#### Given instruction
Return all the entries exactly, keeping pictures out.

====== Source data

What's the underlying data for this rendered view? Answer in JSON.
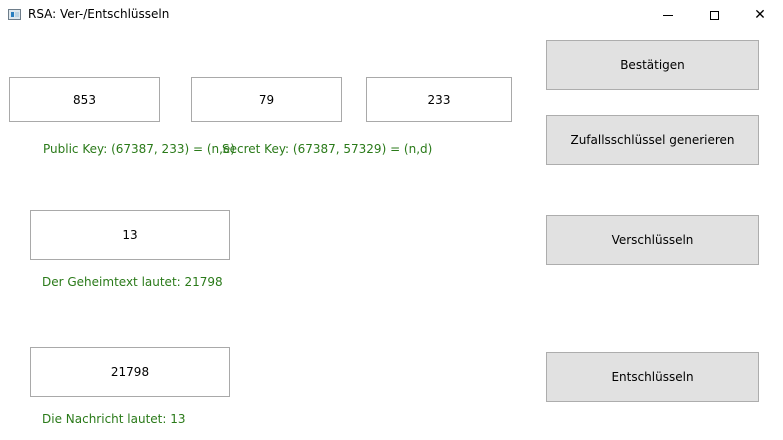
{
  "window": {
    "title": "RSA: Ver-/Entschlüsseln",
    "controls": {
      "minimize_icon": "minimize-icon",
      "maximize_icon": "maximize-icon",
      "close_icon": "close-icon",
      "close_glyph": "✕"
    }
  },
  "inputs": {
    "p_value": "853",
    "q_value": "79",
    "e_value": "233",
    "message_value": "13",
    "ciphertext_value": "21798"
  },
  "labels": {
    "public_key": "Public Key: (67387, 233) = (n,e)",
    "secret_key": "Secret Key: (67387, 57329) = (n,d)",
    "ciphertext_result": "Der Geheimtext lautet: 21798",
    "plaintext_result": "Die Nachricht lautet: 13"
  },
  "buttons": {
    "confirm": "Bestätigen",
    "random_key": "Zufallsschlüssel generieren",
    "encrypt": "Verschlüsseln",
    "decrypt": "Entschlüsseln"
  },
  "colors": {
    "label_text": "#2a7a19",
    "button_background": "#e1e1e1",
    "button_border": "#adadad",
    "input_border": "#a9a9a9"
  }
}
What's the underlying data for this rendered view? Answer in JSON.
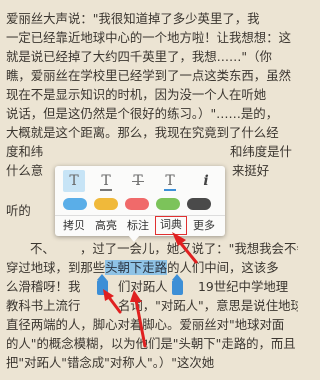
{
  "reader": {
    "lines": [
      "爱丽丝大声说：\"我很知道掉了多少英里了，我",
      "一定已经靠近地球中心的一个地方啦！让我想想：这",
      "就是说已经掉了大约四千英里了，我想……\"（你",
      "瞧，爱丽丝在学校里已经学到了一点这类东西，虽然",
      "现在不是显示知识的时机，因为没一个人在听她",
      "说话，但是这仍然是个很好的练习。）\"……是的，",
      "大概就是这个距离。那么，我现在究竟到了什么经",
      "度和纬",
      "什么意",
      "听的",
      "不、",
      "，"
    ],
    "fragments": {
      "line7_right": "和纬度是什",
      "line8_right": "来挺好",
      "line10_mid": "，过了一会儿，她又说了：\"我想我会不会",
      "line11": "穿过地球，到那些头朝下走路的人们中间，这该多",
      "line11_pre": "穿过地球，到那些",
      "line11_sel": "头朝下走路",
      "line11_post": "的人们中间，这该多",
      "line12_a": "么滑稽呀！我",
      "line12_b": "们对跖人",
      "line12_c": "19世纪中学地理",
      "line13": "教科书上流行",
      "line13_b": "名词，\"对跖人\"，意思是说住地球",
      "line14": "直径两端的人，脚心对着脚心。爱丽丝对\"地球对面",
      "line15": "的人\"的概念模糊，以为他们是\"头朝下\"走路的，而且",
      "line16": "把\"对跖人\"错念成\"对称人\"。）\"这次她"
    }
  },
  "popup": {
    "tools": [
      "T",
      "T",
      "T",
      "T",
      "i"
    ],
    "tool_names": [
      "bold-text",
      "underline-text",
      "strikethrough-text",
      "underline-color-text",
      "info"
    ],
    "swatch_colors": [
      "#5aaee8",
      "#f0b93a",
      "#f06a6a",
      "#7cc35a",
      "#4a4a4a"
    ],
    "buttons": [
      "拷贝",
      "高亮",
      "标注",
      "词典",
      "更多"
    ],
    "selected_button": "词典"
  },
  "colors": {
    "page_background": "#ece4d3",
    "selection": "#8fc3e6",
    "handle": "#3d8fd6",
    "annotation_arrow": "#e02020"
  }
}
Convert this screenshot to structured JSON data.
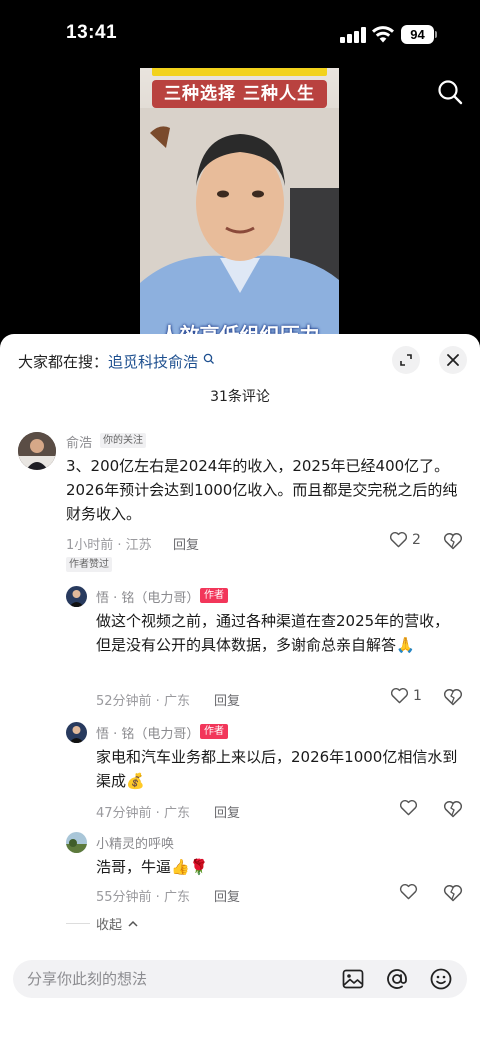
{
  "status": {
    "time": "13:41",
    "battery": "94"
  },
  "video": {
    "caption": "三种选择 三种人生",
    "subtitle": "人效高低组织压力"
  },
  "sheet": {
    "search_prefix": "大家都在搜：",
    "search_keyword": "追觅科技俞浩",
    "comment_count": "31条评论"
  },
  "comments": [
    {
      "name": "俞浩",
      "tag": "你的关注",
      "text": "3、200亿左右是2024年的收入，2025年已经400亿了。2026年预计会达到1000亿收入。而且都是交完税之后的纯财务收入。",
      "meta": "1小时前 · 江苏",
      "reply": "回复",
      "likes": "2",
      "liked_by_author": "作者赞过"
    },
    {
      "name": "悟 · 铭（电力哥）",
      "tag": "作者",
      "text": "做这个视频之前，通过各种渠道在查2025年的营收，但是没有公开的具体数据，多谢俞总亲自解答🙏",
      "meta": "52分钟前 · 广东",
      "reply": "回复",
      "likes": "1"
    },
    {
      "name": "悟 · 铭（电力哥）",
      "tag": "作者",
      "text": "家电和汽车业务都上来以后，2026年1000亿相信水到渠成💰",
      "meta": "47分钟前 · 广东",
      "reply": "回复",
      "likes": ""
    },
    {
      "name": "小精灵的呼唤",
      "text": "浩哥，牛逼👍🌹",
      "meta": "55分钟前 · 广东",
      "reply": "回复",
      "likes": ""
    }
  ],
  "collapse_label": "收起",
  "input": {
    "placeholder": "分享你此刻的想法"
  },
  "icons": [
    "search-icon",
    "expand-icon",
    "close-icon",
    "heart-icon",
    "dislike-heart-icon",
    "image-icon",
    "at-icon",
    "emoji-icon",
    "chevron-up-icon"
  ],
  "colors": {
    "author_tag": "#f2365a",
    "keyword": "#1d4f8f",
    "video_caption_bg": "#b9423f"
  }
}
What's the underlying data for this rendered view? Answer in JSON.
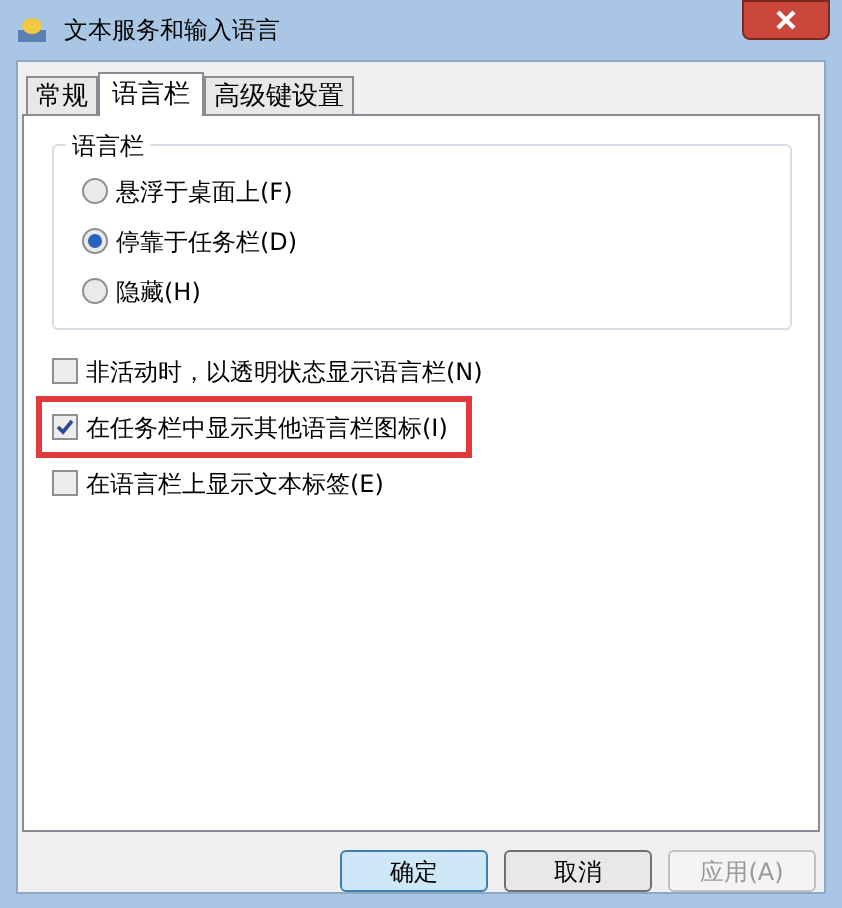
{
  "window": {
    "title": "文本服务和输入语言"
  },
  "tabs": [
    {
      "label": "常规",
      "selected": false
    },
    {
      "label": "语言栏",
      "selected": true
    },
    {
      "label": "高级键设置",
      "selected": false
    }
  ],
  "group": {
    "title": "语言栏",
    "options": [
      {
        "label": "悬浮于桌面上(F)",
        "selected": false
      },
      {
        "label": "停靠于任务栏(D)",
        "selected": true
      },
      {
        "label": "隐藏(H)",
        "selected": false
      }
    ]
  },
  "checkboxes": [
    {
      "label": "非活动时，以透明状态显示语言栏(N)",
      "checked": false,
      "highlighted": false
    },
    {
      "label": "在任务栏中显示其他语言栏图标(I)",
      "checked": true,
      "highlighted": true
    },
    {
      "label": "在语言栏上显示文本标签(E)",
      "checked": false,
      "highlighted": false
    }
  ],
  "buttons": [
    {
      "label": "确定",
      "kind": "default",
      "disabled": false
    },
    {
      "label": "取消",
      "kind": "normal",
      "disabled": false
    },
    {
      "label": "应用(A)",
      "kind": "normal",
      "disabled": true
    }
  ]
}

============

#### Task solution
What's the underlying data for this rendered view? Answer in JSON.
{
  "window": {
    "title": "RSA: Ver-/Entschlüsseln",
    "controls": {
      "minimize_icon": "minimize-icon",
      "maximize_icon": "maximize-icon",
      "close_icon": "close-icon",
      "close_glyph": "✕"
    }
  },
  "inputs": {
    "p_value": "853",
    "q_value": "79",
    "e_value": "233",
    "message_value": "13",
    "ciphertext_value": "21798"
  },
  "labels": {
    "public_key": "Public Key: (67387, 233) = (n,e)",
    "secret_key": "Secret Key: (67387, 57329) = (n,d)",
    "ciphertext_result": "Der Geheimtext lautet: 21798",
    "plaintext_result": "Die Nachricht lautet: 13"
  },
  "buttons": {
    "confirm": "Bestätigen",
    "random_key": "Zufallsschlüssel generieren",
    "encrypt": "Verschlüsseln",
    "decrypt": "Entschlüsseln"
  },
  "colors": {
    "label_text": "#2a7a19",
    "button_background": "#e1e1e1",
    "button_border": "#adadad",
    "input_border": "#a9a9a9"
  }
}
What's the underlying data for this rendered view? Answer in JSON.
{
  "reader": {
    "lines": [
      "爱丽丝大声说：\"我很知道掉了多少英里了，我",
      "一定已经靠近地球中心的一个地方啦！让我想想：这",
      "就是说已经掉了大约四千英里了，我想……\"（你",
      "瞧，爱丽丝在学校里已经学到了一点这类东西，虽然",
      "现在不是显示知识的时机，因为没一个人在听她",
      "说话，但是这仍然是个很好的练习。）\"……是的，",
      "大概就是这个距离。那么，我现在究竟到了什么经",
      "度和纬",
      "什么意",
      "听的",
      "不、",
      "，"
    ],
    "fragments": {
      "line7_right": "和纬度是什",
      "line8_right": "来挺好",
      "line10_mid": "，过了一会儿，她又说了：\"我想我会不会",
      "line11": "穿过地球，到那些头朝下走路的人们中间，这该多",
      "line11_pre": "穿过地球，到那些",
      "line11_sel": "头朝下走路",
      "line11_post": "的人们中间，这该多",
      "line12_a": "么滑稽呀！我",
      "line12_b": "们对跖人",
      "line12_c": "19世纪中学地理",
      "line13": "教科书上流行",
      "line13_b": "名词，\"对跖人\"，意思是说住地球",
      "line14": "直径两端的人，脚心对着脚心。爱丽丝对\"地球对面",
      "line15": "的人\"的概念模糊，以为他们是\"头朝下\"走路的，而且",
      "line16": "把\"对跖人\"错念成\"对称人\"。）\"这次她"
    }
  },
  "popup": {
    "tools": [
      "T",
      "T",
      "T",
      "T",
      "i"
    ],
    "tool_names": [
      "bold-text",
      "underline-text",
      "strikethrough-text",
      "underline-color-text",
      "info"
    ],
    "swatch_colors": [
      "#5aaee8",
      "#f0b93a",
      "#f06a6a",
      "#7cc35a",
      "#4a4a4a"
    ],
    "buttons": [
      "拷贝",
      "高亮",
      "标注",
      "词典",
      "更多"
    ],
    "selected_button": "词典"
  },
  "colors": {
    "page_background": "#ece4d3",
    "selection": "#8fc3e6",
    "handle": "#3d8fd6",
    "annotation_arrow": "#e02020"
  }
}
Convert this screenshot to structured JSON data.
{
  "status": {
    "time": "13:41",
    "battery": "94"
  },
  "video": {
    "caption": "三种选择 三种人生",
    "subtitle": "人效高低组织压力"
  },
  "sheet": {
    "search_prefix": "大家都在搜：",
    "search_keyword": "追觅科技俞浩",
    "comment_count": "31条评论"
  },
  "comments": [
    {
      "name": "俞浩",
      "tag": "你的关注",
      "text": "3、200亿左右是2024年的收入，2025年已经400亿了。2026年预计会达到1000亿收入。而且都是交完税之后的纯财务收入。",
      "meta": "1小时前 · 江苏",
      "reply": "回复",
      "likes": "2",
      "liked_by_author": "作者赞过"
    },
    {
      "name": "悟 · 铭（电力哥）",
      "tag": "作者",
      "text": "做这个视频之前，通过各种渠道在查2025年的营收，但是没有公开的具体数据，多谢俞总亲自解答🙏",
      "meta": "52分钟前 · 广东",
      "reply": "回复",
      "likes": "1"
    },
    {
      "name": "悟 · 铭（电力哥）",
      "tag": "作者",
      "text": "家电和汽车业务都上来以后，2026年1000亿相信水到渠成💰",
      "meta": "47分钟前 · 广东",
      "reply": "回复",
      "likes": ""
    },
    {
      "name": "小精灵的呼唤",
      "text": "浩哥，牛逼👍🌹",
      "meta": "55分钟前 · 广东",
      "reply": "回复",
      "likes": ""
    }
  ],
  "collapse_label": "收起",
  "input": {
    "placeholder": "分享你此刻的想法"
  },
  "icons": [
    "search-icon",
    "expand-icon",
    "close-icon",
    "heart-icon",
    "dislike-heart-icon",
    "image-icon",
    "at-icon",
    "emoji-icon",
    "chevron-up-icon"
  ],
  "colors": {
    "author_tag": "#f2365a",
    "keyword": "#1d4f8f",
    "video_caption_bg": "#b9423f"
  }
}
What's the underlying data for this rendered view? Answer in JSON.
{
  "window": {
    "title": "文本服务和输入语言"
  },
  "tabs": [
    {
      "label": "常规",
      "selected": false
    },
    {
      "label": "语言栏",
      "selected": true
    },
    {
      "label": "高级键设置",
      "selected": false
    }
  ],
  "group": {
    "title": "语言栏",
    "options": [
      {
        "label": "悬浮于桌面上(F)",
        "selected": false
      },
      {
        "label": "停靠于任务栏(D)",
        "selected": true
      },
      {
        "label": "隐藏(H)",
        "selected": false
      }
    ]
  },
  "checkboxes": [
    {
      "label": "非活动时，以透明状态显示语言栏(N)",
      "checked": false,
      "highlighted": false
    },
    {
      "label": "在任务栏中显示其他语言栏图标(I)",
      "checked": true,
      "highlighted": true
    },
    {
      "label": "在语言栏上显示文本标签(E)",
      "checked": false,
      "highlighted": false
    }
  ],
  "buttons": [
    {
      "label": "确定",
      "kind": "default",
      "disabled": false
    },
    {
      "label": "取消",
      "kind": "normal",
      "disabled": false
    },
    {
      "label": "应用(A)",
      "kind": "normal",
      "disabled": true
    }
  ]
}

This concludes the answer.